__DIRECTIONS__: Restate every line of the material, word for word.

[Begin DATA IN THIS EXERCISE]

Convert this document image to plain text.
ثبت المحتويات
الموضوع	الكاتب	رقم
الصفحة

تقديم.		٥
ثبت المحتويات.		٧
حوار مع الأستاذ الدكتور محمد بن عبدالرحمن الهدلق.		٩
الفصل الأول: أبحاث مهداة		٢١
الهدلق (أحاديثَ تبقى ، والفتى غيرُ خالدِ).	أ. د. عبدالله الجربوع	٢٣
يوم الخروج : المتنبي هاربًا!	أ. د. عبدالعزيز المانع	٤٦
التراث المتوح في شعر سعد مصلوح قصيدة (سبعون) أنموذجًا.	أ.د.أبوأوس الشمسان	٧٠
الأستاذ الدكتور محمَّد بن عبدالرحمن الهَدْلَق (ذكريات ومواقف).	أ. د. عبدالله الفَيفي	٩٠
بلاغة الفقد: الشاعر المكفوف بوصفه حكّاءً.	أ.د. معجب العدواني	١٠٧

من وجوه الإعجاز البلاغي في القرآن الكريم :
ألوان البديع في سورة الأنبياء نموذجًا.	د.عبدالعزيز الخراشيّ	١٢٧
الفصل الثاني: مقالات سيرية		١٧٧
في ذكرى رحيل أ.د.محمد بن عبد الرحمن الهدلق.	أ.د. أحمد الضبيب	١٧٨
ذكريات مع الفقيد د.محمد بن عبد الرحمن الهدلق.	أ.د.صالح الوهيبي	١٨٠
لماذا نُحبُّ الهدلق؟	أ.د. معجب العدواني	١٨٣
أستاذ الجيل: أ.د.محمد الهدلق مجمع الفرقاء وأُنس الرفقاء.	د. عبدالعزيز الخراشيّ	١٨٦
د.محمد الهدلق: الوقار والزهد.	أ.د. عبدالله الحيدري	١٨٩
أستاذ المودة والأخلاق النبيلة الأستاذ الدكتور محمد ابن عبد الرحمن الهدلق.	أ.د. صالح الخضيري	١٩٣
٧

[End DATA IN THIS EXERCISE]

__TASK RESULT__:
Convert this document image to plain text.
ثبت المحتويات
الموضوع	الكاتب	رقم
الصفحة

تقديم.		٥
ثبت المحتويات.		٧
حوار مع الأستاذ الدكتور محمد بن عبدالرحمن الهدلق.		٩
الفصل الأول: أبحاث مهداة		٢١
الهدلق (أحاديثَ تبقى ، والفتى غيرُ خالدِ).	أ. د. عبدالله الجربوع	٢٣
يوم الخروج : المتنبي هاربًا!	أ. د. عبدالعزيز المانع	٤٦
التراث المتوح في شعر سعد مصلوح قصيدة (سبعون) أنموذجًا.	أ.د.أبوأوس الشمسان	٧٠
الأستاذ الدكتور محمَّد بن عبدالرحمن الهَدْلَق (ذكريات ومواقف).	أ. د. عبدالله الفَيفي	٩٠
بلاغة الفقد: الشاعر المكفوف بوصفه حكّاءً.	أ.د. معجب العدواني	١٠٧

من وجوه الإعجاز البلاغي في القرآن الكريم :
ألوان البديع في سورة الأنبياء نموذجًا.	د.عبدالعزيز الخراشيّ	١٢٧
الفصل الثاني: مقالات سيرية		١٧٧
في ذكرى رحيل أ.د.محمد بن عبد الرحمن الهدلق.	أ.د. أحمد الضبيب	١٧٨
ذكريات مع الفقيد د.محمد بن عبد الرحمن الهدلق.	أ.د.صالح الوهيبي	١٨٠
لماذا نُحبُّ الهدلق؟	أ.د. معجب العدواني	١٨٣
أستاذ الجيل: أ.د.محمد الهدلق مجمع الفرقاء وأُنس الرفقاء.	د. عبدالعزيز الخراشيّ	١٨٦
د.محمد الهدلق: الوقار والزهد.	أ.د. عبدالله الحيدري	١٨٩
أستاذ المودة والأخلاق النبيلة الأستاذ الدكتور محمد ابن عبد الرحمن الهدلق.	أ.د. صالح الخضيري	١٩٣
٧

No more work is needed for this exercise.